= Text block =
=== Begin Enclosure ===
The superior court rejected petitioner's second claim on the grounds that applicable regulations "do no require that an IE ask prospective witnesses any of the questions requested by an inmate" and petitioner received the investigative employee's report in plenty of time to request the presence of any witnesses, including the three officers, and he chose not to do so. Id. at 2-3.
The United States Supreme Court has held that "[w]here a prison disciplinary hearing may result in the loss of good time credits, ... the inmate must receive: (1) advance written notice of the disciplinary charges; (2) an opportunity ... to call witnesses and present documentary evidence in his defense; and (3) a written statement by the factfinder of the evidence relied on and the reasons for the disciplinary action." Superintendent, Mass. Correctional Inst. v. Hill, 472 U.S. 445, 454 (1985) (citing Wolff v. McDonnell, 418 U.S. 539, 563-67 (1974)). In addition, the decision must be supported by "some evidence." Superintendent v. Hill, id.
=== End Enclosure ===
= Assigned task 1 =
According to the prison disciplinary excerpt, what level of support must the disciplinary decision have?
= Assigned task 2 =
Pick up the prison disciplinary excerpt after its last sentence and continue it.

(Records taken from a dataset)
=== Begin Enclosure ===
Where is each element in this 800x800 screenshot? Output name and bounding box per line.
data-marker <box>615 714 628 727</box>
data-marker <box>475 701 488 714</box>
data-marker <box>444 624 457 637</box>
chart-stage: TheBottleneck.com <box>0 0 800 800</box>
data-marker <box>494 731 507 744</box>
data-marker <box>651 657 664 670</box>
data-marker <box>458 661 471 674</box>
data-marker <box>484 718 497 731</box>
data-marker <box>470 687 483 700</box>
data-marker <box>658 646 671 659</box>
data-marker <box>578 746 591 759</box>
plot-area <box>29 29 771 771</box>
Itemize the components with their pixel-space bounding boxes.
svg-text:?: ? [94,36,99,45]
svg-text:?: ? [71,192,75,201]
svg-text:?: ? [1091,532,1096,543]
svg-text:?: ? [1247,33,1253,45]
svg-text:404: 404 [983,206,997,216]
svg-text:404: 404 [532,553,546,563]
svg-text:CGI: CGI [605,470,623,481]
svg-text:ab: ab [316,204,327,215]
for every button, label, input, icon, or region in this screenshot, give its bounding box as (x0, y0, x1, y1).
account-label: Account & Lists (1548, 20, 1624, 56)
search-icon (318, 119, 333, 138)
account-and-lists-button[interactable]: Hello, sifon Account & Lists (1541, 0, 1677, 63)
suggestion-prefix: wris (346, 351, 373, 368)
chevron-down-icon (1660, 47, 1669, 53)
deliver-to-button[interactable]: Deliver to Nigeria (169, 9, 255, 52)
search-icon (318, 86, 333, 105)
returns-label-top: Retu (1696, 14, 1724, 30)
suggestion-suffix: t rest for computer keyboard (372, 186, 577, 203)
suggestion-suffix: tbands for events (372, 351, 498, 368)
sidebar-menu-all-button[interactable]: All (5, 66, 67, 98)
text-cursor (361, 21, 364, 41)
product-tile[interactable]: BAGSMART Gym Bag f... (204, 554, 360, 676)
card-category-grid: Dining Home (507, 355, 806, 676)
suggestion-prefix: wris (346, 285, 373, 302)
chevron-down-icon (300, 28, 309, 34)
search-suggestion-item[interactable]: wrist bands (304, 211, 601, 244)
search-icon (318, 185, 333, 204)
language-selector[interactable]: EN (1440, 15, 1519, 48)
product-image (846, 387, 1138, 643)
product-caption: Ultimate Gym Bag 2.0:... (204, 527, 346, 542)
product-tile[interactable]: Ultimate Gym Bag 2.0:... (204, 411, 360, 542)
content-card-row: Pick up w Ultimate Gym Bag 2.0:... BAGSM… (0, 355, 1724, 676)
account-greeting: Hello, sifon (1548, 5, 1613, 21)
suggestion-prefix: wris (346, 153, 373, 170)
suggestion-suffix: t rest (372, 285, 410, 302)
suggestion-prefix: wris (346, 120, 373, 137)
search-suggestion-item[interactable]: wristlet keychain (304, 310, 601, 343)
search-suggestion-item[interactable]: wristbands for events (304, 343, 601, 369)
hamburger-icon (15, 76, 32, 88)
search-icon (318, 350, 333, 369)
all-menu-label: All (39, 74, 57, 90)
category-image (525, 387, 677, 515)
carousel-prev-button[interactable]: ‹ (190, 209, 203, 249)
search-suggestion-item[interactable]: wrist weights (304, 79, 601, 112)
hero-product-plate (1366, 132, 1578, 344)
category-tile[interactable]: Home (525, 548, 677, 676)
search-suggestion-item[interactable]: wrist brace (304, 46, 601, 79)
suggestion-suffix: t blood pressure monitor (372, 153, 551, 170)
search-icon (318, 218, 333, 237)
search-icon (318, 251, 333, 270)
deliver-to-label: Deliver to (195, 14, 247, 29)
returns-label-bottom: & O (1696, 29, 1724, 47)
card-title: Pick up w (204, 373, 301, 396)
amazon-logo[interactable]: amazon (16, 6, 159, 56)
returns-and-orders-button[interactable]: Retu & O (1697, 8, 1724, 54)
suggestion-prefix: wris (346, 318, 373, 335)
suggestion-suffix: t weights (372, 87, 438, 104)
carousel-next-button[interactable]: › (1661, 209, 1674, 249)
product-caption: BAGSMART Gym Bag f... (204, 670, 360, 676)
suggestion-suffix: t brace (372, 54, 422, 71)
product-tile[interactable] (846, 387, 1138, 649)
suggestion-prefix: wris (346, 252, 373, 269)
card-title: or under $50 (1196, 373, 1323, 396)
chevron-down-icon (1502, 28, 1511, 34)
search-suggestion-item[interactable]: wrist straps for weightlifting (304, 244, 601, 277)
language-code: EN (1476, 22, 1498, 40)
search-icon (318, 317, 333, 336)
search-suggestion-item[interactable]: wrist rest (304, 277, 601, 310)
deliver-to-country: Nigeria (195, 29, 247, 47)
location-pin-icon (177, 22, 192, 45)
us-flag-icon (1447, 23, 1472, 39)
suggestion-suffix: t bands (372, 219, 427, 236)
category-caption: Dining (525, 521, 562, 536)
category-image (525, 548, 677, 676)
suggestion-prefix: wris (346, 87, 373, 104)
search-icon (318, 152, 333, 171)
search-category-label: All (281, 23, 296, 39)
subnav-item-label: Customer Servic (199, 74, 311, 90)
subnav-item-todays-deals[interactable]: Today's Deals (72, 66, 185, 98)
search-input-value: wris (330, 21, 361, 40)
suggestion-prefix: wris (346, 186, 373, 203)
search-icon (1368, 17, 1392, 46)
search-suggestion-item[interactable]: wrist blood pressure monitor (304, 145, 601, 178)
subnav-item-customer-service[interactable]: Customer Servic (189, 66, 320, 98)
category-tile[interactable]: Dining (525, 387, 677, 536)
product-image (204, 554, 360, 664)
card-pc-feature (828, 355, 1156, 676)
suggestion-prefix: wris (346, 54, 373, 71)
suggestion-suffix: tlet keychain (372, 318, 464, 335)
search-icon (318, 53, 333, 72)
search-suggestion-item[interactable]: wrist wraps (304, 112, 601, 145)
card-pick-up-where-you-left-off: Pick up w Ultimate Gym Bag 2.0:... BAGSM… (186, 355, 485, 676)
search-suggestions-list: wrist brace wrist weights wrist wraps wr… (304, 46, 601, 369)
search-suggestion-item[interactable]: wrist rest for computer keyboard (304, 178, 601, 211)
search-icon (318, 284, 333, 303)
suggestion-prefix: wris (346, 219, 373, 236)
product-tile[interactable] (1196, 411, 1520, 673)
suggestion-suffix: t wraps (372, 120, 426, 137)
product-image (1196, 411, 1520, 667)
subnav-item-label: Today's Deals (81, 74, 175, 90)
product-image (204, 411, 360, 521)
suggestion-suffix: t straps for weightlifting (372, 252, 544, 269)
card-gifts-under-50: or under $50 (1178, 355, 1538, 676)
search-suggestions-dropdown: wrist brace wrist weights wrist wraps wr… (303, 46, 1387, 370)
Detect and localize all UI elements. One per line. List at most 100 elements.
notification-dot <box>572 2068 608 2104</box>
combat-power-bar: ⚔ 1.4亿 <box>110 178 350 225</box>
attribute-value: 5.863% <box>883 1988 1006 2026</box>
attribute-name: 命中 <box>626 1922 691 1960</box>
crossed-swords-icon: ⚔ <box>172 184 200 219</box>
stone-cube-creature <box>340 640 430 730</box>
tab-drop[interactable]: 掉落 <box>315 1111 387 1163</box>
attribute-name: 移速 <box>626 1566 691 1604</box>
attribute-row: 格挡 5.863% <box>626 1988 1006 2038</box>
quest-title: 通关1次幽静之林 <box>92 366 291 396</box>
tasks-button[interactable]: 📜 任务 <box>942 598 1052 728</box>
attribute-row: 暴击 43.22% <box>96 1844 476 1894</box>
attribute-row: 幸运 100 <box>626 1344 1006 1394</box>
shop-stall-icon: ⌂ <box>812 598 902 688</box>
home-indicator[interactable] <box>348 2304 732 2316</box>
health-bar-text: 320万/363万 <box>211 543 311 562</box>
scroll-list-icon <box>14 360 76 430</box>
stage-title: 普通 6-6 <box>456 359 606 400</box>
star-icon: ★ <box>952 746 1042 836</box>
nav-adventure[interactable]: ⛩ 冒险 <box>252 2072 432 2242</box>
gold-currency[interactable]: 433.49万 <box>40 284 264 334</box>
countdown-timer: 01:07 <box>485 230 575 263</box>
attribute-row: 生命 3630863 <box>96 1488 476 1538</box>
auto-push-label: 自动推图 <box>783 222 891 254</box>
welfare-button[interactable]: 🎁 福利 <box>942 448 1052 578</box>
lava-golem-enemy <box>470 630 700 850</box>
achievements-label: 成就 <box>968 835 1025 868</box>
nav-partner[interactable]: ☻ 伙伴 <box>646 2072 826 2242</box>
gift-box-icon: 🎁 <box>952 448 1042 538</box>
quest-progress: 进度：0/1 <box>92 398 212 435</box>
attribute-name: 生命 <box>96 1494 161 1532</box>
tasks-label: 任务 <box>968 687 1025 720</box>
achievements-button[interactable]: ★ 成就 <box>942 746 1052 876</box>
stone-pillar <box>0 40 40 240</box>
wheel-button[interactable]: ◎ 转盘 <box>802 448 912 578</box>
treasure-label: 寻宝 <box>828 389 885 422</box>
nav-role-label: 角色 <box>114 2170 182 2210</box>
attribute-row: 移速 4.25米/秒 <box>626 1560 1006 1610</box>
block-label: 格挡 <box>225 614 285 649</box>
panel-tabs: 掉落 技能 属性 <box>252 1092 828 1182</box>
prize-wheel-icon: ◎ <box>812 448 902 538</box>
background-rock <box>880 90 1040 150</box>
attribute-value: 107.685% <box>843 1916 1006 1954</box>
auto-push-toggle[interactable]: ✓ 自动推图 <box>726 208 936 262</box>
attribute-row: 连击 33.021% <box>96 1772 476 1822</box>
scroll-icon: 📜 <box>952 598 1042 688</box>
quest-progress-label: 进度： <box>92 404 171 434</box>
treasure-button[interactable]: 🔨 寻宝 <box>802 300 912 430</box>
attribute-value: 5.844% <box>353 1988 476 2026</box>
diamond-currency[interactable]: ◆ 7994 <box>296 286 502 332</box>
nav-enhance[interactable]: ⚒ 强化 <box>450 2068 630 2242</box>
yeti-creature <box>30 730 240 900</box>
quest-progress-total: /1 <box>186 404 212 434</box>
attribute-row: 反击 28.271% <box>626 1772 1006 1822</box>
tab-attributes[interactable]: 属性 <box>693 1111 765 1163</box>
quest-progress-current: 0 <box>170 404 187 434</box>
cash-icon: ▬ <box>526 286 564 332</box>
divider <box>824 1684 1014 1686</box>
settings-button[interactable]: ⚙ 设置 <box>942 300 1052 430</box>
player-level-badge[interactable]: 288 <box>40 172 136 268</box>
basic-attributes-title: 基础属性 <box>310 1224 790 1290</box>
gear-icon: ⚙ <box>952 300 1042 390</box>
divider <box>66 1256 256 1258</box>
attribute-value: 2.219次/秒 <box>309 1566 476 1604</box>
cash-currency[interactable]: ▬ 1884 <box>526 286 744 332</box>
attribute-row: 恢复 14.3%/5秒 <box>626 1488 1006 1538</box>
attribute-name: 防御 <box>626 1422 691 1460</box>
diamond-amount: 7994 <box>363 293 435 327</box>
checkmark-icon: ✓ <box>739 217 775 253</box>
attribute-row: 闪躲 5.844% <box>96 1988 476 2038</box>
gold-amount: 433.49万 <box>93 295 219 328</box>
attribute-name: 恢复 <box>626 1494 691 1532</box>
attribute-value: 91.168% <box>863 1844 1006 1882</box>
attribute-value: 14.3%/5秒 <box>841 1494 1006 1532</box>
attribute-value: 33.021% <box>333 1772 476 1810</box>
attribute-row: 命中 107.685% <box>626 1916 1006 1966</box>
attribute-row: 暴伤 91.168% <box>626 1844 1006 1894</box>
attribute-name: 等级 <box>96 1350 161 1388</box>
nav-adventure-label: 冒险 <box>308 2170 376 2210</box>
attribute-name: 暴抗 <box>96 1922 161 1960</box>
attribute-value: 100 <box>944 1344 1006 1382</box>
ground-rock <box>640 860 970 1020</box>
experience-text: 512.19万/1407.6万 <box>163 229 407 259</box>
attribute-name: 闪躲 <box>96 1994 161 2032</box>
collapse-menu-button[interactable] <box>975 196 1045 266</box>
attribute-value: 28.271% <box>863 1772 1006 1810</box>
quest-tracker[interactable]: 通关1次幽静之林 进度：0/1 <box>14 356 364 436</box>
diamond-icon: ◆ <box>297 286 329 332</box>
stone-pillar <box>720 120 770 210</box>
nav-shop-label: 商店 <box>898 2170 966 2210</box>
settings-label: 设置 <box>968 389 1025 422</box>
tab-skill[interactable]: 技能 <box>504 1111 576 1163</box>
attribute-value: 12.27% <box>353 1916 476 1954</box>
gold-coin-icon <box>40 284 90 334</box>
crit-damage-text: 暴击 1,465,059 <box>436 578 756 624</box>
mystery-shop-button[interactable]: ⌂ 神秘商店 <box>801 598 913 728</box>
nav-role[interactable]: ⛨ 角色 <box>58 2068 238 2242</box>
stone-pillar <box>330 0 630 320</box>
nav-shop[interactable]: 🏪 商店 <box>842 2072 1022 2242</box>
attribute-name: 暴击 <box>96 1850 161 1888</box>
=== End Enclosure ===
= Result 1 =
It must be supported by "some evidence."

= Result 2 =
After review of the record herein, including the original rules violation report and the investigative employee's report of an interview with staff witness Correctional Officer D. Blumenschein, the court finds that the state court's determination that there was some evidence to support the disciplinary conviction is fully supported by the record and that the state court's rejection of petitioner's due process claim that there was insufficient evidence to support the disciplinary conviction was based on a reasonable determination of the facts.*fn1 Accordingly, petitioner's first claim should be denied.
Petitioner's second claim should also be denied. A prison inmate only has a federal due process right to assistance in prison disciplinary proceedings if the inmate is illiterate or "the complexity of the issue makes it unlikely that the inmate will be able to collect and present the evidence necessary for an adequate comprehension of the case." Wolff, 418 U.S. at 570. There is no evidence that either condition was present in the situation at bar. The state court's rejection of this claim was consistent with the foregoing principle of United States Supreme Court jurisprudence. Petitioner's second claim should be denied.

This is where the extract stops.